→ **REQUIRED WORK**:
Where a line in the records below contains the string "view", tally it; give only the final number.

Page text entries
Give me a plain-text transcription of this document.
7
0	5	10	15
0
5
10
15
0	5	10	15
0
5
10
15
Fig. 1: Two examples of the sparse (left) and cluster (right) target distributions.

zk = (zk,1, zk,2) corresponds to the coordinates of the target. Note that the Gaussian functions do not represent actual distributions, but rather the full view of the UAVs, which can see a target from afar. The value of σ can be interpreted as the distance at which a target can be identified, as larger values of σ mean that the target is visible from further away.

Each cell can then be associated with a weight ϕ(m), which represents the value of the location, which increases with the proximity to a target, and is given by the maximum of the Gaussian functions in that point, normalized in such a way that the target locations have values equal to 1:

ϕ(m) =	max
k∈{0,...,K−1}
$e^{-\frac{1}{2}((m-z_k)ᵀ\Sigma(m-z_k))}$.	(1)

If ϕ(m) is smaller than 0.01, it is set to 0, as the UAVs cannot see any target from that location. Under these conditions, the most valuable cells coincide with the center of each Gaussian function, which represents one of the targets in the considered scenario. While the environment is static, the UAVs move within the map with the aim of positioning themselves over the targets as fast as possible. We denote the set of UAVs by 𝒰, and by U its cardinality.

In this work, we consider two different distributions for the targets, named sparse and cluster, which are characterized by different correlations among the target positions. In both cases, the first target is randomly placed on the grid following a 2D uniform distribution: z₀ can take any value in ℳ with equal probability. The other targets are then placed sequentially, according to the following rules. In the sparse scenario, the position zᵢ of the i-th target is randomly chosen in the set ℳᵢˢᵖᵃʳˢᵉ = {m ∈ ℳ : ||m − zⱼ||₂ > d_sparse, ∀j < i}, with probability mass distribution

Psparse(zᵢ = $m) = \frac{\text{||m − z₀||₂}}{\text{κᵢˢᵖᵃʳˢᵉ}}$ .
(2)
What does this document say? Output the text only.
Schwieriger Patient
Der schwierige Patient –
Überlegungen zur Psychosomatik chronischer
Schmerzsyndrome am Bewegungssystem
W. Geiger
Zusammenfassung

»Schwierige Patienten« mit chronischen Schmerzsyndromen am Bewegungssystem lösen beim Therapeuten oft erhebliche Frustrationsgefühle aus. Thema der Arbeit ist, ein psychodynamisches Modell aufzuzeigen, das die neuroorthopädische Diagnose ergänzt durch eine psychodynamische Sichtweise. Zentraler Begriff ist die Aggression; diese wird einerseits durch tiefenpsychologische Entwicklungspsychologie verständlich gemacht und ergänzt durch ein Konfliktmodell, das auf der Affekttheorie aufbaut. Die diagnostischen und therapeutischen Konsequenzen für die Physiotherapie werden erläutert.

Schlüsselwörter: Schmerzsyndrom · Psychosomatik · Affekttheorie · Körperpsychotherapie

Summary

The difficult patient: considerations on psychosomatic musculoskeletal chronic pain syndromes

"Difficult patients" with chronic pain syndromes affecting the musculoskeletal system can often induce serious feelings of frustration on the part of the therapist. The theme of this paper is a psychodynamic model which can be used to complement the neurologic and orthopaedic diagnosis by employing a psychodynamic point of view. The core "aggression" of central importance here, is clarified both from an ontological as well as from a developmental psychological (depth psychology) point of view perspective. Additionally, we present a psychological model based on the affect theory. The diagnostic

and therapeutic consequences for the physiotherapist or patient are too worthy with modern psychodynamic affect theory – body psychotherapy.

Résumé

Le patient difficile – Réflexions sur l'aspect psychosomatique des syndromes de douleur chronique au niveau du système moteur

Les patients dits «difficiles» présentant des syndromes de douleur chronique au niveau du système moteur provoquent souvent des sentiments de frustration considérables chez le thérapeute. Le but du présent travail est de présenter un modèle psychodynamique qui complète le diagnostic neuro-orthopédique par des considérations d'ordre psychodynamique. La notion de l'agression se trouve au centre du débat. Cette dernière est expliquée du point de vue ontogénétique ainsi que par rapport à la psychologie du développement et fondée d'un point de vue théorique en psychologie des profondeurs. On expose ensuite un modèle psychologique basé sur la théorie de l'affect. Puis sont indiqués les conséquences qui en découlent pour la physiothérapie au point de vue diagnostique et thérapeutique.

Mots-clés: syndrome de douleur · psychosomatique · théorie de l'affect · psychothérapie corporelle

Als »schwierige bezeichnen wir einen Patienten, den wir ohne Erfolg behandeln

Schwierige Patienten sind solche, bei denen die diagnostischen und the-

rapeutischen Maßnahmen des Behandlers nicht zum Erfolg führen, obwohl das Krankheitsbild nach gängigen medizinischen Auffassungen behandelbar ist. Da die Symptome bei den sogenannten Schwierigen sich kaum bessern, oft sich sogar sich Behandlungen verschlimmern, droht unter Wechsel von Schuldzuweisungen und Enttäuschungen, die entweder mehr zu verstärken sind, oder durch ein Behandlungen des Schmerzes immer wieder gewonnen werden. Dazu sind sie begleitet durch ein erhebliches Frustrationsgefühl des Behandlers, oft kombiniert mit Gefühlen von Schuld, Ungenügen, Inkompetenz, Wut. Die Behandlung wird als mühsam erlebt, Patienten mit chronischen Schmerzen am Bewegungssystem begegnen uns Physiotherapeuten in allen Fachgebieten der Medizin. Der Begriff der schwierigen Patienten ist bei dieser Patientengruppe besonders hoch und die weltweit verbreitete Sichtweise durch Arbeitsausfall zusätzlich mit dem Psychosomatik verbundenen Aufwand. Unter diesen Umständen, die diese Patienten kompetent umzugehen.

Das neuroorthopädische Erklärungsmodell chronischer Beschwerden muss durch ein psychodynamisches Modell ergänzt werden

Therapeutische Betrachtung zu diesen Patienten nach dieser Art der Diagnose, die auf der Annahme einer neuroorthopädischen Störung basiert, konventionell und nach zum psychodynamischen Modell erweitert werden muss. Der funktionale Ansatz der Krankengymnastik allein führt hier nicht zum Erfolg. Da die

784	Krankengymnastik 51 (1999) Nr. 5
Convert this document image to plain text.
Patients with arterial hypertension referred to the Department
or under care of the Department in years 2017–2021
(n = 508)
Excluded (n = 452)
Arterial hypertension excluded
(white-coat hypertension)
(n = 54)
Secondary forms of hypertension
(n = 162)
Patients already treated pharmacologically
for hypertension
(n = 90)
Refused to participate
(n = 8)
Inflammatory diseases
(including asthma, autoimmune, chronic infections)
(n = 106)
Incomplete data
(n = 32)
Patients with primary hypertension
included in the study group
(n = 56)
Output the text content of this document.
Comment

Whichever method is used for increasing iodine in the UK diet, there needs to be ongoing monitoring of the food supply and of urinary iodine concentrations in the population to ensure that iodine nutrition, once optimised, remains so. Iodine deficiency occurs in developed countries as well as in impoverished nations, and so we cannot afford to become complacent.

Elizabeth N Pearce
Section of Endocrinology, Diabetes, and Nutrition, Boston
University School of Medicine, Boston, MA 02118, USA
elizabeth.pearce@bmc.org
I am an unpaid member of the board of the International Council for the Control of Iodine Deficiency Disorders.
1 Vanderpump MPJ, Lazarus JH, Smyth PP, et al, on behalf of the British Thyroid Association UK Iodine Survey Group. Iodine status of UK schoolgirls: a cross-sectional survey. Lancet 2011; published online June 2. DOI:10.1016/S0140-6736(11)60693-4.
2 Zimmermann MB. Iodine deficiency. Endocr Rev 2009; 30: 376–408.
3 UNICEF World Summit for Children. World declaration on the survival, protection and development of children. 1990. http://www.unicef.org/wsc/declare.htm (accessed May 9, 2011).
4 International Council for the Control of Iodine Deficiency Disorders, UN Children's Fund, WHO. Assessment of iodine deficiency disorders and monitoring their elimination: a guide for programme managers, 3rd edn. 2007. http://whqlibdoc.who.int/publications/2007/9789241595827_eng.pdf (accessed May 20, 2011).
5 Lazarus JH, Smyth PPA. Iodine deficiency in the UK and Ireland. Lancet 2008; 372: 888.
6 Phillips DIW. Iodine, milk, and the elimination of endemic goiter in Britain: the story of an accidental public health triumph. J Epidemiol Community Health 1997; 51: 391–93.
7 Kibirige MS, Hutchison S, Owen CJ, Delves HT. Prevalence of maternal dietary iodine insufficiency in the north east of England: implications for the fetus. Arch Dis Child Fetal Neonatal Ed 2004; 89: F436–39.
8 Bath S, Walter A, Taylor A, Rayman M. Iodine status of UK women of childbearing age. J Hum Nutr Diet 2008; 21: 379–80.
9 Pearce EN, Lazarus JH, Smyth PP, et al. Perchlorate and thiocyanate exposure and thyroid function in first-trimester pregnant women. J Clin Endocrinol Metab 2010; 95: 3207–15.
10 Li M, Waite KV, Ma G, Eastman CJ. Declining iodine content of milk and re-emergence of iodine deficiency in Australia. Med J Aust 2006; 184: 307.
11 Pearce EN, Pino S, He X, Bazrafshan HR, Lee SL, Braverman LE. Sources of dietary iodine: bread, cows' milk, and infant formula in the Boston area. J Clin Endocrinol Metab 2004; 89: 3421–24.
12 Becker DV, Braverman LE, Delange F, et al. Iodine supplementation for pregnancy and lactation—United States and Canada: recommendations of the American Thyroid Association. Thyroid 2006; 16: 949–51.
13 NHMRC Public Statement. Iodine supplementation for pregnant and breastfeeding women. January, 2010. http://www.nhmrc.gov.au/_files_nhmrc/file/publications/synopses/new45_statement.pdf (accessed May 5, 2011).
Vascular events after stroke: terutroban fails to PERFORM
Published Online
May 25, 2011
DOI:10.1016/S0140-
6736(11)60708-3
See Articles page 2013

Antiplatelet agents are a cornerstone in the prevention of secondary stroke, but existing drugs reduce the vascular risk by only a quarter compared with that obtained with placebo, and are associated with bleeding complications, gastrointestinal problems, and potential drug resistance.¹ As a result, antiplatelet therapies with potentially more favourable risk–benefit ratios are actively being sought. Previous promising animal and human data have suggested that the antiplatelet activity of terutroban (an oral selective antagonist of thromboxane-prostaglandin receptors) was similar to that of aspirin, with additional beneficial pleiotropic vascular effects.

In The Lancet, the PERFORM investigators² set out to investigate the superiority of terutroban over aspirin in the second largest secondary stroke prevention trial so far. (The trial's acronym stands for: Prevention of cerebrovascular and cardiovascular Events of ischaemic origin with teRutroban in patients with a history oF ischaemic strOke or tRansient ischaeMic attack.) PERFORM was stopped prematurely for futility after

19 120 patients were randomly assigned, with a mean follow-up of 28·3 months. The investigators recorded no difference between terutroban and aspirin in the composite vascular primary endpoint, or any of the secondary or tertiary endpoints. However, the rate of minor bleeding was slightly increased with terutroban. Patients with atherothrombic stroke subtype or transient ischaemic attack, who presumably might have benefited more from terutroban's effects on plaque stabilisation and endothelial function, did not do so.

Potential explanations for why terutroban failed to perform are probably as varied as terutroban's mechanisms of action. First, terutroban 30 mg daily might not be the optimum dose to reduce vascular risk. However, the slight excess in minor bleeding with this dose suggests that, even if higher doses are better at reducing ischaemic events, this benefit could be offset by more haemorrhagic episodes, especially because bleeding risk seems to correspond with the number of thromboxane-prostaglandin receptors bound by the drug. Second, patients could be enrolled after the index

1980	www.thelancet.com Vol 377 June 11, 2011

→ **EXERCISE OUTPUT**:
2